● ROWS:

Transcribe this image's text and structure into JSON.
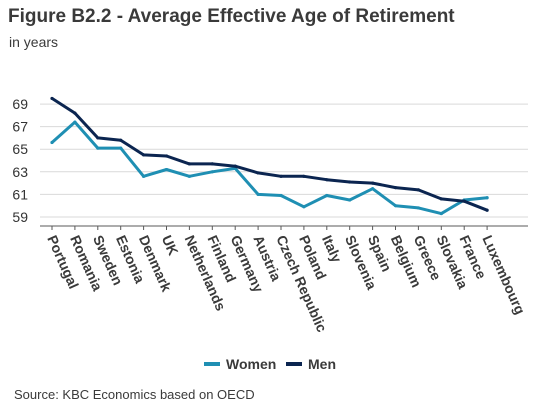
{
  "header": {
    "title": "Figure B2.2 - Average Effective Age of Retirement",
    "subtitle": "in years"
  },
  "footer": {
    "source": "Source: KBC Economics based on OECD"
  },
  "colors": {
    "women": "#1f8fb3",
    "men": "#0b2550",
    "axis": "#333333",
    "grid": "#d9d9d9"
  },
  "chart_data": {
    "type": "line",
    "categories": [
      "Portugal",
      "Romania",
      "Sweden",
      "Estonia",
      "Denmark",
      "UK",
      "Netherlands",
      "Finland",
      "Germany",
      "Austria",
      "Czech Republic",
      "Poland",
      "Italy",
      "Slovenia",
      "Spain",
      "Belgium",
      "Greece",
      "Slovakia",
      "France",
      "Luxembourg"
    ],
    "yticks": [
      59,
      61,
      63,
      65,
      67,
      69
    ],
    "ylim": [
      58.2,
      70.6
    ],
    "grid": true,
    "legend_position": "bottom",
    "series": [
      {
        "name": "Women",
        "color": "#1f8fb3",
        "values": [
          65.6,
          67.4,
          65.1,
          65.1,
          62.6,
          63.2,
          62.6,
          63.0,
          63.3,
          61.0,
          60.9,
          59.9,
          60.9,
          60.5,
          61.5,
          60.0,
          59.8,
          59.3,
          60.5,
          60.7
        ]
      },
      {
        "name": "Men",
        "color": "#0b2550",
        "values": [
          69.5,
          68.2,
          66.0,
          65.8,
          64.5,
          64.4,
          63.7,
          63.7,
          63.5,
          62.9,
          62.6,
          62.6,
          62.3,
          62.1,
          62.0,
          61.6,
          61.4,
          60.6,
          60.4,
          59.6
        ]
      }
    ]
  }
}
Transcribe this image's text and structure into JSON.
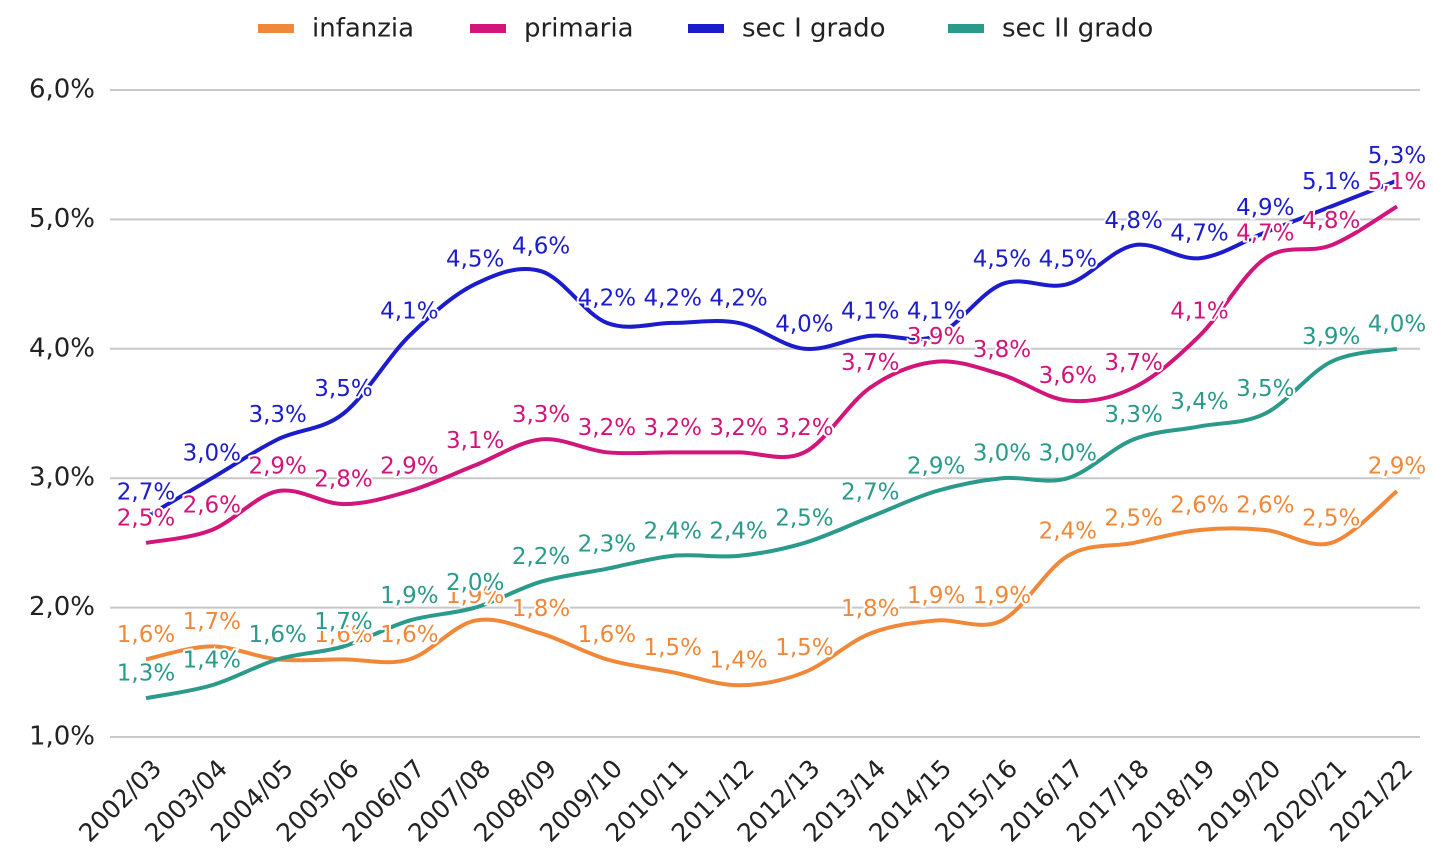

● WHAT YOU ARE ASKED TO DO: Print all entries exactly. The images do not belong in the copy.

● RESULT OF THIS TASK:
Transcribe this image's text and structure into JSON.
{
  "header": {
    "title": "Figure B2.2 - Average Effective Age of Retirement",
    "subtitle": "in years"
  },
  "footer": {
    "source": "Source: KBC Economics based on OECD"
  },
  "colors": {
    "women": "#1f8fb3",
    "men": "#0b2550",
    "axis": "#333333",
    "grid": "#d9d9d9"
  },
  "chart_data": {
    "type": "line",
    "categories": [
      "Portugal",
      "Romania",
      "Sweden",
      "Estonia",
      "Denmark",
      "UK",
      "Netherlands",
      "Finland",
      "Germany",
      "Austria",
      "Czech Republic",
      "Poland",
      "Italy",
      "Slovenia",
      "Spain",
      "Belgium",
      "Greece",
      "Slovakia",
      "France",
      "Luxembourg"
    ],
    "yticks": [
      59,
      61,
      63,
      65,
      67,
      69
    ],
    "ylim": [
      58.2,
      70.6
    ],
    "grid": true,
    "legend_position": "bottom",
    "series": [
      {
        "name": "Women",
        "color": "#1f8fb3",
        "values": [
          65.6,
          67.4,
          65.1,
          65.1,
          62.6,
          63.2,
          62.6,
          63.0,
          63.3,
          61.0,
          60.9,
          59.9,
          60.9,
          60.5,
          61.5,
          60.0,
          59.8,
          59.3,
          60.5,
          60.7
        ]
      },
      {
        "name": "Men",
        "color": "#0b2550",
        "values": [
          69.5,
          68.2,
          66.0,
          65.8,
          64.5,
          64.4,
          63.7,
          63.7,
          63.5,
          62.9,
          62.6,
          62.6,
          62.3,
          62.1,
          62.0,
          61.6,
          61.4,
          60.6,
          60.4,
          59.6
        ]
      }
    ]
  }
}
Transcribe this image's text and structure into JSON.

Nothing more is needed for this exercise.